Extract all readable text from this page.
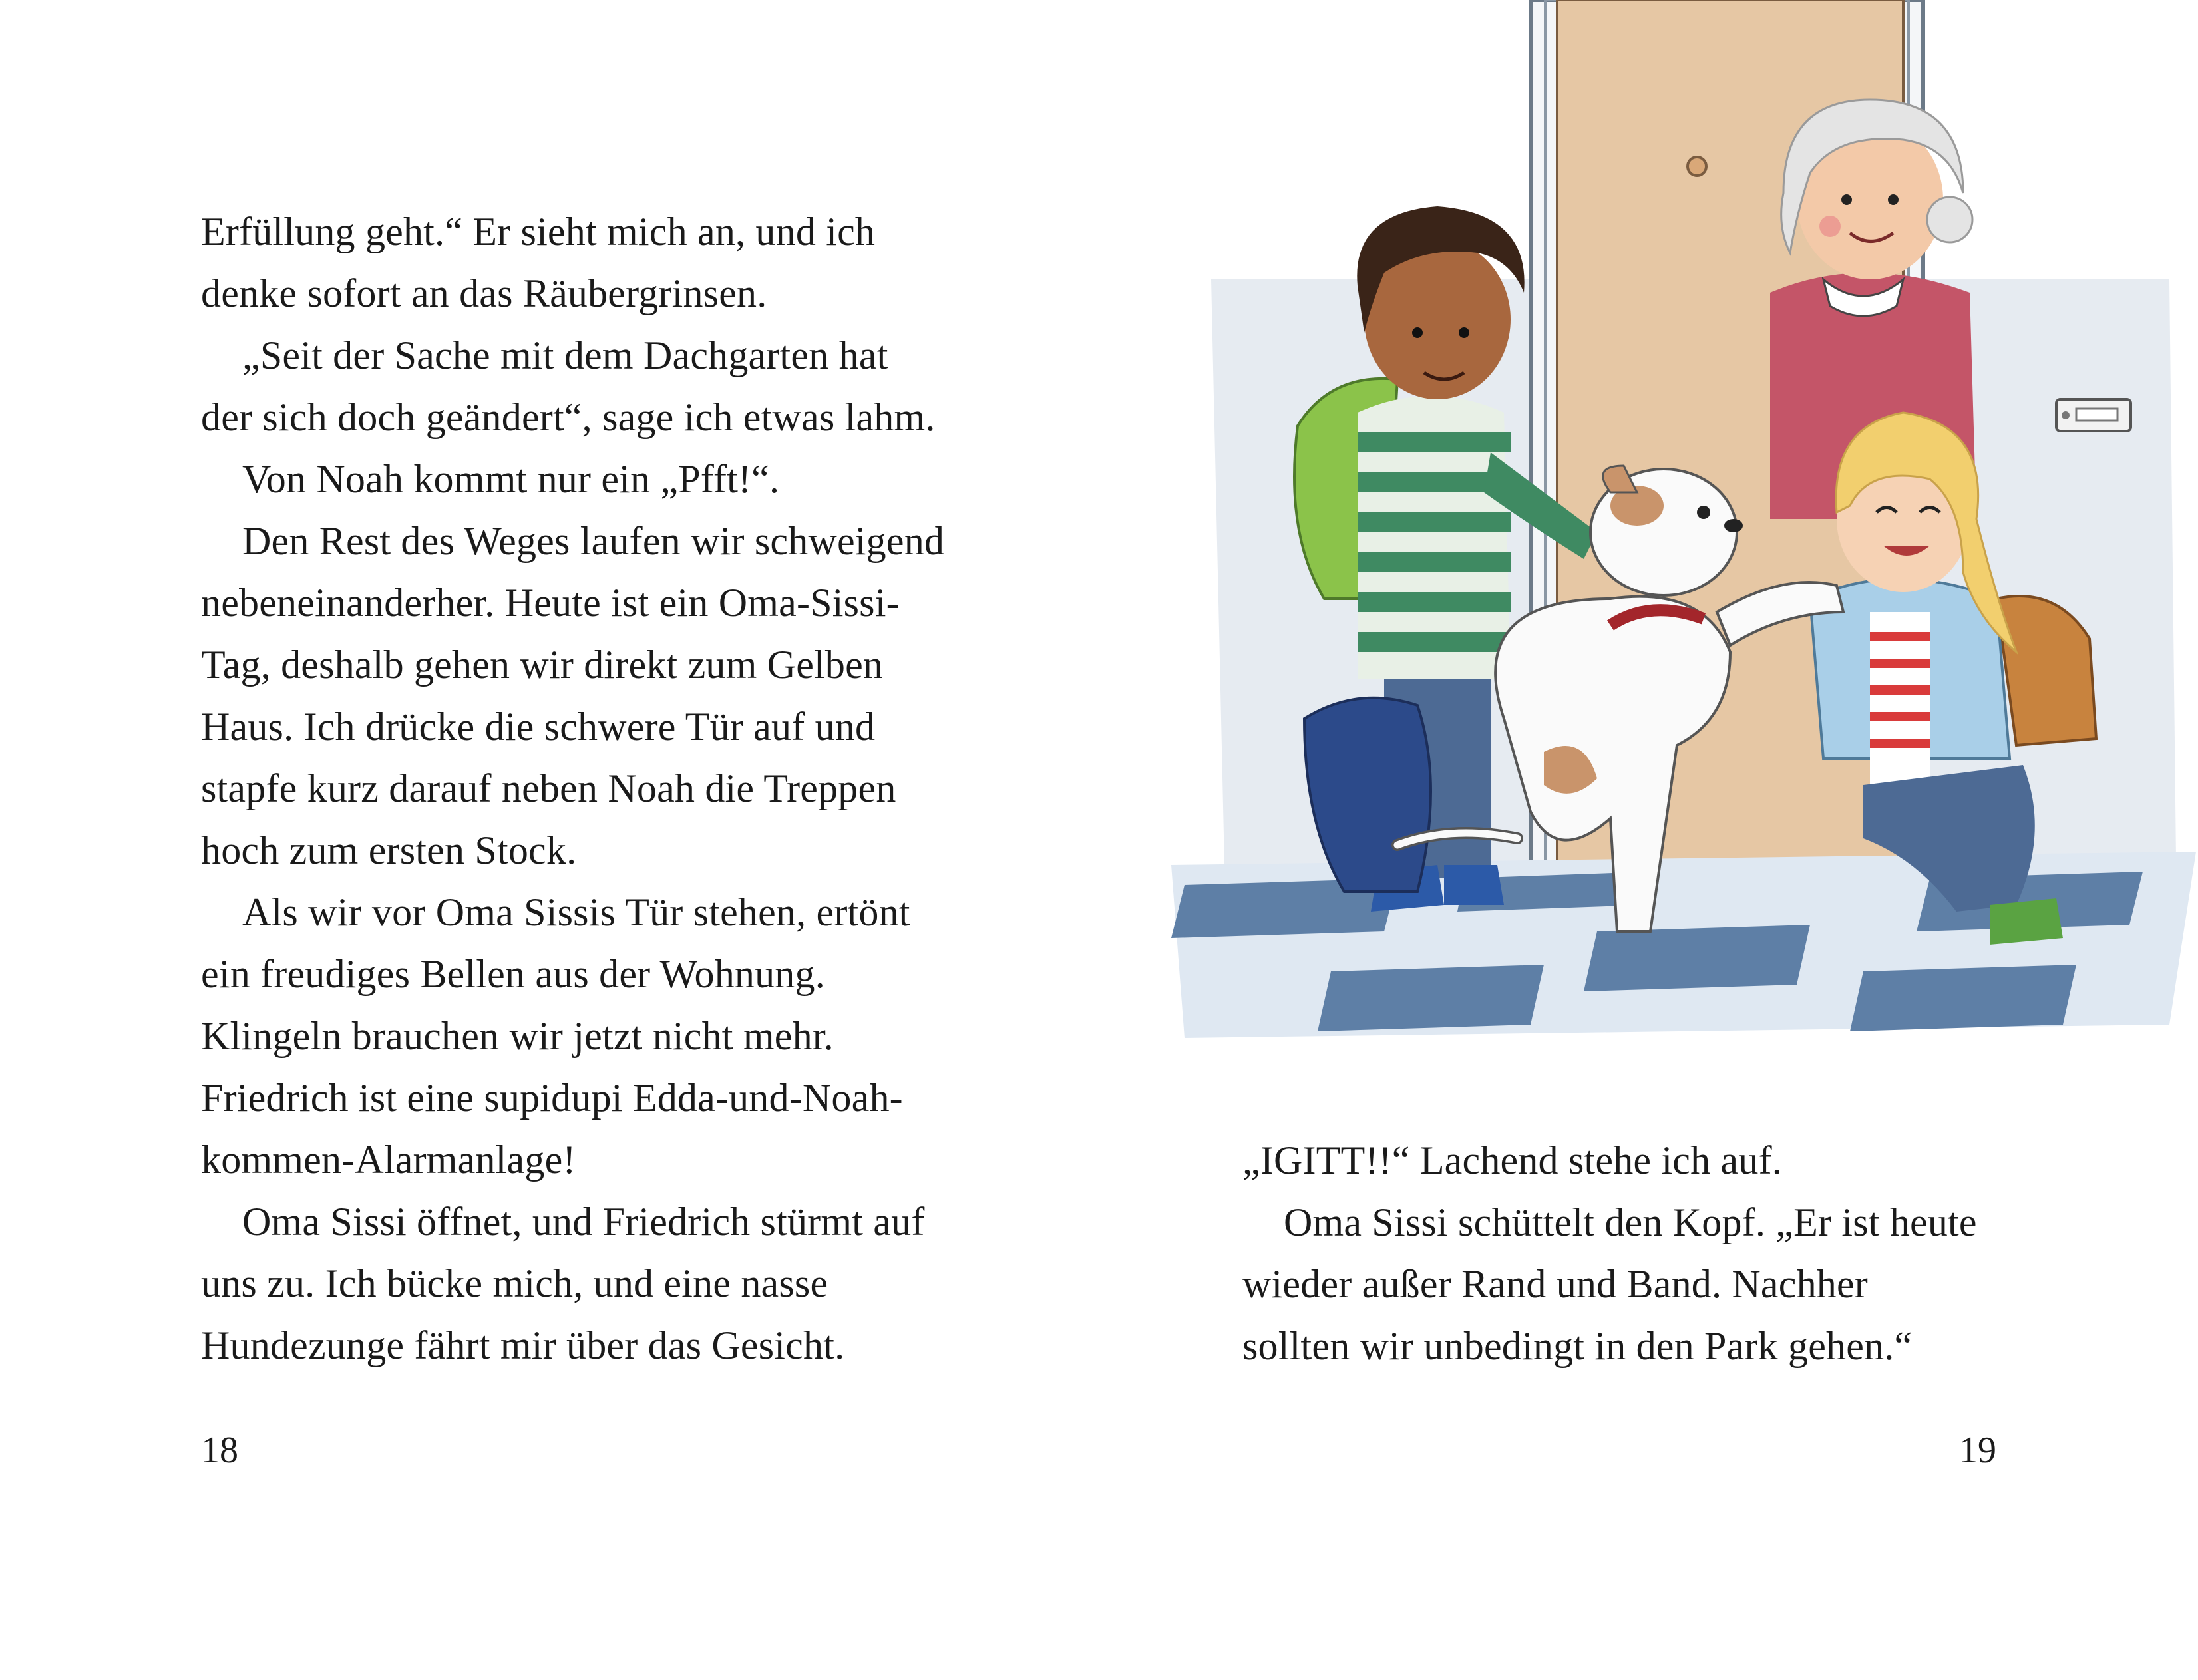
Erfüllung geht.“ Er sieht mich an, und ich
denke sofort an das Räubergrinsen.
„Seit der Sache mit dem Dachgarten hat
der sich doch geändert“, sage ich etwas lahm.
Von Noah kommt nur ein „Pfft!“.
Den Rest des Weges laufen wir schweigend
nebeneinanderher. Heute ist ein Oma-Sissi-
Tag, deshalb gehen wir direkt zum Gelben
Haus. Ich drücke die schwere Tür auf und
stapfe kurz darauf neben Noah die Treppen
hoch zum ersten Stock.
Als wir vor Oma Sissis Tür stehen, ertönt
ein freudiges Bellen aus der Wohnung.
Klingeln brauchen wir jetzt nicht mehr.
Friedrich ist eine supidupi Edda-und-Noah-
kommen-Alarmanlage!
Oma Sissi öffnet, und Friedrich stürmt auf
uns zu. Ich bücke mich, und eine nasse
Hundezunge fährt mir über das Gesicht.
18
„IGITT!!“ Lachend stehe ich auf.
Oma Sissi schüttelt den Kopf. „Er ist heute
wieder außer Rand und Band. Nachher
sollten wir unbedingt in den Park gehen.“
19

•••••

Generate a word-for-word copy of the preceding records, excluding all pictures.

Extract all readable text from this page.
Erfüllung geht.“ Er sieht mich an, und ich
denke sofort an das Räubergrinsen.
„Seit der Sache mit dem Dachgarten hat
der sich doch geändert“, sage ich etwas lahm.
Von Noah kommt nur ein „Pfft!“.
Den Rest des Weges laufen wir schweigend
nebeneinanderher. Heute ist ein Oma-Sissi-
Tag, deshalb gehen wir direkt zum Gelben
Haus. Ich drücke die schwere Tür auf und
stapfe kurz darauf neben Noah die Treppen
hoch zum ersten Stock.
Als wir vor Oma Sissis Tür stehen, ertönt
ein freudiges Bellen aus der Wohnung.
Klingeln brauchen wir jetzt nicht mehr.
Friedrich ist eine supidupi Edda-und-Noah-
kommen-Alarmanlage!
Oma Sissi öffnet, und Friedrich stürmt auf
uns zu. Ich bücke mich, und eine nasse
Hundezunge fährt mir über das Gesicht.
18
„IGITT!!“ Lachend stehe ich auf.
Oma Sissi schüttelt den Kopf. „Er ist heute
wieder außer Rand und Band. Nachher
sollten wir unbedingt in den Park gehen.“
19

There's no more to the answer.